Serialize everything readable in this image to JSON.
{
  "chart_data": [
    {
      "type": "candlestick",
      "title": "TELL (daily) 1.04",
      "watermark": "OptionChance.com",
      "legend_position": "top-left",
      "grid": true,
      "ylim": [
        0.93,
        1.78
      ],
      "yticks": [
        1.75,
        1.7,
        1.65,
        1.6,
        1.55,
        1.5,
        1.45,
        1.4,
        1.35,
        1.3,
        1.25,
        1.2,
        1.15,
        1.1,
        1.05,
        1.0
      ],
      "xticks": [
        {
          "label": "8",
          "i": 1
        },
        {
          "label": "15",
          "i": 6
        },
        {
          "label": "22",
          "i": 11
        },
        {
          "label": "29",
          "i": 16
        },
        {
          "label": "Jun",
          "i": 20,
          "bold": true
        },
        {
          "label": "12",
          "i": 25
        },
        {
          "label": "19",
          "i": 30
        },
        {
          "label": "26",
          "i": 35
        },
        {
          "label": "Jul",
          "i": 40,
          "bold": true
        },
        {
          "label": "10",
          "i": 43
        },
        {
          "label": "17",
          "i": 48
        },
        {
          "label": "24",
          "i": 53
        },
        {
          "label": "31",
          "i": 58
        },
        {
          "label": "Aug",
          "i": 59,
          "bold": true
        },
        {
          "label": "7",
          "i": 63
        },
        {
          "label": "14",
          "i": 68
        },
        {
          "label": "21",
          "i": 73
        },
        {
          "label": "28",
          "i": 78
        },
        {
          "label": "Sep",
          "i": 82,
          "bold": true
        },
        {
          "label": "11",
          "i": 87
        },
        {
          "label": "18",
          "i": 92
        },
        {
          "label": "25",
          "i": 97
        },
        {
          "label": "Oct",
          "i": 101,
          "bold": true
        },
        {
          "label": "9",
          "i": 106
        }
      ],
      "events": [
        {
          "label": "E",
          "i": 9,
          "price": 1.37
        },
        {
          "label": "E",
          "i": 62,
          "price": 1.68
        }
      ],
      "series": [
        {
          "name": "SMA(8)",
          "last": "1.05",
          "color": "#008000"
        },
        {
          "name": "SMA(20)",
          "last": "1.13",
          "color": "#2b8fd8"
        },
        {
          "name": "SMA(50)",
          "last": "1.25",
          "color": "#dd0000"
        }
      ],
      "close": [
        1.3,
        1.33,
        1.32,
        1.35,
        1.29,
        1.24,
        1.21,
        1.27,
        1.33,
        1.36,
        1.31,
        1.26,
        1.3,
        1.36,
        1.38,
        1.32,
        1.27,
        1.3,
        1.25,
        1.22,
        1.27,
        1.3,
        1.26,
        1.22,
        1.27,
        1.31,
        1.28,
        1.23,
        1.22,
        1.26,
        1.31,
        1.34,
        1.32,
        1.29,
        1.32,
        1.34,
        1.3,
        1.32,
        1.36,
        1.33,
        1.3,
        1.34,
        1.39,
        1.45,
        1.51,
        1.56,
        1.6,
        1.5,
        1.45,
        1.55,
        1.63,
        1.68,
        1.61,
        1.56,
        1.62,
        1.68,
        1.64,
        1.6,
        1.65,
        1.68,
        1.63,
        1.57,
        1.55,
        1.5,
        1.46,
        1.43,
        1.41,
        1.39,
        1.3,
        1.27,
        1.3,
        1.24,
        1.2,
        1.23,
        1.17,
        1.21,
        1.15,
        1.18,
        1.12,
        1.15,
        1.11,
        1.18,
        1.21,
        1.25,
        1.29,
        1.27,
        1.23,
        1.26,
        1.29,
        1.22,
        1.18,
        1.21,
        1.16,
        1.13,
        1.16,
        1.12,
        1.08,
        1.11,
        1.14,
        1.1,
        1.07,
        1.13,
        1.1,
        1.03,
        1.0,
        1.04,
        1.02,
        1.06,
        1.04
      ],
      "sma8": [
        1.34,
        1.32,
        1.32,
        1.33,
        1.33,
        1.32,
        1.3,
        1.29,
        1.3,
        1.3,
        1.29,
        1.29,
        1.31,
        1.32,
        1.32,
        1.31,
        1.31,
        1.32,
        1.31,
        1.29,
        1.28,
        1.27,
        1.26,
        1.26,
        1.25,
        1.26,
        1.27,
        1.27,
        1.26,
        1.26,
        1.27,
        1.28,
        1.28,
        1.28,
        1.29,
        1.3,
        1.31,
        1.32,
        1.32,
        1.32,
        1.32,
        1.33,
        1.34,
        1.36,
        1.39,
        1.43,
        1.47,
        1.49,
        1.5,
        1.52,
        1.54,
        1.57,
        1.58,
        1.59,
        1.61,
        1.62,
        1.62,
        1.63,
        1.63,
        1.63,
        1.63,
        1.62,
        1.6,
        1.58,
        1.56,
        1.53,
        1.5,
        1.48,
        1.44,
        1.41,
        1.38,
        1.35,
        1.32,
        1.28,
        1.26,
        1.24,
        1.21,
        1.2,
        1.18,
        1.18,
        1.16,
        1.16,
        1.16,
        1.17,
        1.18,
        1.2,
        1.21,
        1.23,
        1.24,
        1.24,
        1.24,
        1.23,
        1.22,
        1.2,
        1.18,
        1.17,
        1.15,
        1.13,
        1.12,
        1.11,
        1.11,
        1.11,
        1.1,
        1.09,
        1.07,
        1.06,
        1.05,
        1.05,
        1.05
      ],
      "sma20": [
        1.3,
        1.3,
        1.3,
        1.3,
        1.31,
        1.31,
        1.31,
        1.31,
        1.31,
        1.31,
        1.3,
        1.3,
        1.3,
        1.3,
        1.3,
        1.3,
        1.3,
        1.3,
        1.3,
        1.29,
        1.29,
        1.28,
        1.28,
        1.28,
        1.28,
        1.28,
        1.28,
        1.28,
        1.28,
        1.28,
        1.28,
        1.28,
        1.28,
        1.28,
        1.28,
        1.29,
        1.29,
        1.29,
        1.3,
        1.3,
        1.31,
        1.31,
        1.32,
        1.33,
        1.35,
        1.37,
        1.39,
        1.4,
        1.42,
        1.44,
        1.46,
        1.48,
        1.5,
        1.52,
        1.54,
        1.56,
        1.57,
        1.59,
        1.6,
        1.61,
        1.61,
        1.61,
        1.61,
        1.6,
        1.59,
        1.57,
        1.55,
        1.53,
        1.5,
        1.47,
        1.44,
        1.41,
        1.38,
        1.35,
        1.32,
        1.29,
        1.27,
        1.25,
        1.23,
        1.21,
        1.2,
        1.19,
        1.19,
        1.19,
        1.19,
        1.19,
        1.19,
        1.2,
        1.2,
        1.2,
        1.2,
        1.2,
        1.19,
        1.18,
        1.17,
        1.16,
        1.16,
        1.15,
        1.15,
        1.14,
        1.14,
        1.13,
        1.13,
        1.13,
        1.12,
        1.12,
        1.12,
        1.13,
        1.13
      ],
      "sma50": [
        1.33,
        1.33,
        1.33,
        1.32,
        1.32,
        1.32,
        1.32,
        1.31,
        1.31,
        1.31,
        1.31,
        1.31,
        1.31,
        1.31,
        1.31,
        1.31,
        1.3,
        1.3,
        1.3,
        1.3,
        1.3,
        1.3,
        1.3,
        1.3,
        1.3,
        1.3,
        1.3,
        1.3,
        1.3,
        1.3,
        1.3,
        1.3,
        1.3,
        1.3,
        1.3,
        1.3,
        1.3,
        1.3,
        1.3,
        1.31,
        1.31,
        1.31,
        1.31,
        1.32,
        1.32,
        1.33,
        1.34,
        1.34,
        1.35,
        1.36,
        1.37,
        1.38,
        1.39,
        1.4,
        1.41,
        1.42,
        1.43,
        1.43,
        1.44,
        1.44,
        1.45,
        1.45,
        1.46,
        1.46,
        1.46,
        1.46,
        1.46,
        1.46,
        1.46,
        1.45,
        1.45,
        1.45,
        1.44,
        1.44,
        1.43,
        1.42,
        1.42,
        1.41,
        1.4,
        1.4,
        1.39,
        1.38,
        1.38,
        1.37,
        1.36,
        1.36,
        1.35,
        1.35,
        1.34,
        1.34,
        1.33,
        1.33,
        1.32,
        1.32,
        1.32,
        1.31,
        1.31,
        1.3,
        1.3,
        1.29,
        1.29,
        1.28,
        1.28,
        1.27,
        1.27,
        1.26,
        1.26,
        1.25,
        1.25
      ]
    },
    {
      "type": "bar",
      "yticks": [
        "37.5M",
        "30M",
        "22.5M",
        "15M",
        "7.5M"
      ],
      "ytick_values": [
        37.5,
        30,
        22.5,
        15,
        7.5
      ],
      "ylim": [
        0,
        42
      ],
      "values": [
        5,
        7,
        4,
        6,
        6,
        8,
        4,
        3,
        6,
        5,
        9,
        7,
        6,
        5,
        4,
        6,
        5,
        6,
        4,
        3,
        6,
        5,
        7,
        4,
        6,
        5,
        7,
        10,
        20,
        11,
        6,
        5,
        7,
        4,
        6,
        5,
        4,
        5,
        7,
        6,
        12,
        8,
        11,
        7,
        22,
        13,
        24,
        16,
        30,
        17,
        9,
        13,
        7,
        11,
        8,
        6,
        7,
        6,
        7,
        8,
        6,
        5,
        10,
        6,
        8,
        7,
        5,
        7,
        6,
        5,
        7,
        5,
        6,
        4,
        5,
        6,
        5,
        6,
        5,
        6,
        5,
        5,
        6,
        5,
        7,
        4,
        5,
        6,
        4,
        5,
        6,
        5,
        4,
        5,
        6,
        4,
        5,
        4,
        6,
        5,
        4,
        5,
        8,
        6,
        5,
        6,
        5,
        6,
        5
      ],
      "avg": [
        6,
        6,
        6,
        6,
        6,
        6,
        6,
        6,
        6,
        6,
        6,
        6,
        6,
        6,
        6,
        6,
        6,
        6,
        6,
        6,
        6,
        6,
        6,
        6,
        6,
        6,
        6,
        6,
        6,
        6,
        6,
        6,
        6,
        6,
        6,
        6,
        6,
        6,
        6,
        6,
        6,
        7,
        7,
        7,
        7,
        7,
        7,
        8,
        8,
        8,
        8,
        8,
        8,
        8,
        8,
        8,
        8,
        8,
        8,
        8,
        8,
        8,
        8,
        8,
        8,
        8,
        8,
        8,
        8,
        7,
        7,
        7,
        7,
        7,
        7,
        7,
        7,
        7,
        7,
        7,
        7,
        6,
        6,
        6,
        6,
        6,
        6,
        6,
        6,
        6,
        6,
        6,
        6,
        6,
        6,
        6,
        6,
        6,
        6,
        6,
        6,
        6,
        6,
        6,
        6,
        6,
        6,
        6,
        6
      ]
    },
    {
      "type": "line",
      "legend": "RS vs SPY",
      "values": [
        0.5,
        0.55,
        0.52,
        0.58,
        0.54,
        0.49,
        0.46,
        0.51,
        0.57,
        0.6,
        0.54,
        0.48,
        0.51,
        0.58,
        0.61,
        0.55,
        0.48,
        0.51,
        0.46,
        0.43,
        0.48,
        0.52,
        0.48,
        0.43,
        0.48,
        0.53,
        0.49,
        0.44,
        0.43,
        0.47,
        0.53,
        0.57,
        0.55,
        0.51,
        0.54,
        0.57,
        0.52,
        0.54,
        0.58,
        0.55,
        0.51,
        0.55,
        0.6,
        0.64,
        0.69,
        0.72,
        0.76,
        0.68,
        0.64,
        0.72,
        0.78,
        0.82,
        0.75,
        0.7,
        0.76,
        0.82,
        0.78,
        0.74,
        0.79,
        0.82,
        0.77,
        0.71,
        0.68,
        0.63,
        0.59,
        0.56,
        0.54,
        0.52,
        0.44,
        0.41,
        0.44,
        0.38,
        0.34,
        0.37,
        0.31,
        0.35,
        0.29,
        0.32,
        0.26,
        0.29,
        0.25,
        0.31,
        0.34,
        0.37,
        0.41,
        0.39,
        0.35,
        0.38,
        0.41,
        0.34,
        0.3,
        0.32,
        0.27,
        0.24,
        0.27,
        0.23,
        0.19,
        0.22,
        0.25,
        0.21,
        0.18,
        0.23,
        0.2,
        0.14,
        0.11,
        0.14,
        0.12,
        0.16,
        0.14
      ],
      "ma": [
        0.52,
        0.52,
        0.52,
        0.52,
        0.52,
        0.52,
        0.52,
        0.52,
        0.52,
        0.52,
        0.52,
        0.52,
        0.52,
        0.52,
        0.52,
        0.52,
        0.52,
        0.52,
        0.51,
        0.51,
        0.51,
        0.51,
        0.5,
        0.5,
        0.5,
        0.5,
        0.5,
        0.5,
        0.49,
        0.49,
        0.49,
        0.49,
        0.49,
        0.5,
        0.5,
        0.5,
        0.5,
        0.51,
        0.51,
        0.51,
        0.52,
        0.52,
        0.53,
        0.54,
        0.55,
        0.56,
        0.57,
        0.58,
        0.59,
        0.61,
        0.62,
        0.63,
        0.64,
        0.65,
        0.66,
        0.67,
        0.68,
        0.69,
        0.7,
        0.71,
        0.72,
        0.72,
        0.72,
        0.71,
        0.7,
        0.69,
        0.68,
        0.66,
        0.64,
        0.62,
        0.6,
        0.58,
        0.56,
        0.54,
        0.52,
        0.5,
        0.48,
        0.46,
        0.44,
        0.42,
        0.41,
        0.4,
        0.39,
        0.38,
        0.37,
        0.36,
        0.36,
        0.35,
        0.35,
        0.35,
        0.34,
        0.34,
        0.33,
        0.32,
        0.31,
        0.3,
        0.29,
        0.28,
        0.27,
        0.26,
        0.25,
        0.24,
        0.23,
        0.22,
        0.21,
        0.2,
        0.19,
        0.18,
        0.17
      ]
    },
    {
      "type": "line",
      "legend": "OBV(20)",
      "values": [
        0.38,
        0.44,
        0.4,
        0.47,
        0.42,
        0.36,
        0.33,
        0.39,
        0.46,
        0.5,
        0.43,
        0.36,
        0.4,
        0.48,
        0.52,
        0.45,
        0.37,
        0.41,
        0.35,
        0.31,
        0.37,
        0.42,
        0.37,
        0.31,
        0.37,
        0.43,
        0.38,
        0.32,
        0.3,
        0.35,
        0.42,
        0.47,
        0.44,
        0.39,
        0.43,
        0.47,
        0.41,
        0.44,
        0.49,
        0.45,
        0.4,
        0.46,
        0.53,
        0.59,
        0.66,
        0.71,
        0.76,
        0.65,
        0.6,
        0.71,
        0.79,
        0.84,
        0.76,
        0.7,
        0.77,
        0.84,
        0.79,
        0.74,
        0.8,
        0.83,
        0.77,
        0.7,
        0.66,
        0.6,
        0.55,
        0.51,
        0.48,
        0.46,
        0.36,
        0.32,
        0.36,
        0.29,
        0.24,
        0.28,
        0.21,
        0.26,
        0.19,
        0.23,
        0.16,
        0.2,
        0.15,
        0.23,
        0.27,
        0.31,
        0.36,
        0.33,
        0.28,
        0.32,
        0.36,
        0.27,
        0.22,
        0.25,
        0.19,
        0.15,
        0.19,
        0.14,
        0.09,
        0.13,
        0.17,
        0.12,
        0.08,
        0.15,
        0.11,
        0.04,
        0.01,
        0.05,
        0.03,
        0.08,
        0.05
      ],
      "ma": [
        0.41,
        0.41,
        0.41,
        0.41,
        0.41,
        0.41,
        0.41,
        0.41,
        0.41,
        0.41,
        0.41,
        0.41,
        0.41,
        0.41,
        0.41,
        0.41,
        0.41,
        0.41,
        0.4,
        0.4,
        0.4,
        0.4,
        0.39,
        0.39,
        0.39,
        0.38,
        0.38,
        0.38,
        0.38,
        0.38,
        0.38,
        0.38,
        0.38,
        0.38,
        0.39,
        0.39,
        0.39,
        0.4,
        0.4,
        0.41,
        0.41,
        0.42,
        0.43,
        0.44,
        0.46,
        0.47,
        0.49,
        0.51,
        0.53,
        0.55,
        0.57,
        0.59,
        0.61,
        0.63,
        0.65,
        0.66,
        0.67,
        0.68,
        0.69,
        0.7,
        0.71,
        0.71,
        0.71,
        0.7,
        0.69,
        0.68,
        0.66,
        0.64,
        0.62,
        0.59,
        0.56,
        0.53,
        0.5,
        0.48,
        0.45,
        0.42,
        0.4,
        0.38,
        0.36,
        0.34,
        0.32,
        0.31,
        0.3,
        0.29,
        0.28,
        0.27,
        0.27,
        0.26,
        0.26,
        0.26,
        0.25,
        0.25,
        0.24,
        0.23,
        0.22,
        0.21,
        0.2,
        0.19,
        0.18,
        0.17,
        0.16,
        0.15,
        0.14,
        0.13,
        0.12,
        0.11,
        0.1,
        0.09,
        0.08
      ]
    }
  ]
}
+===+
◆ WHAT YOU SHOULD DO ◆
Copy out every line of the listing that contains the string "color".

◆ SOLUTION ◆
          "color": "#008000"
          "color": "#2b8fd8"
          "color": "#dd0000"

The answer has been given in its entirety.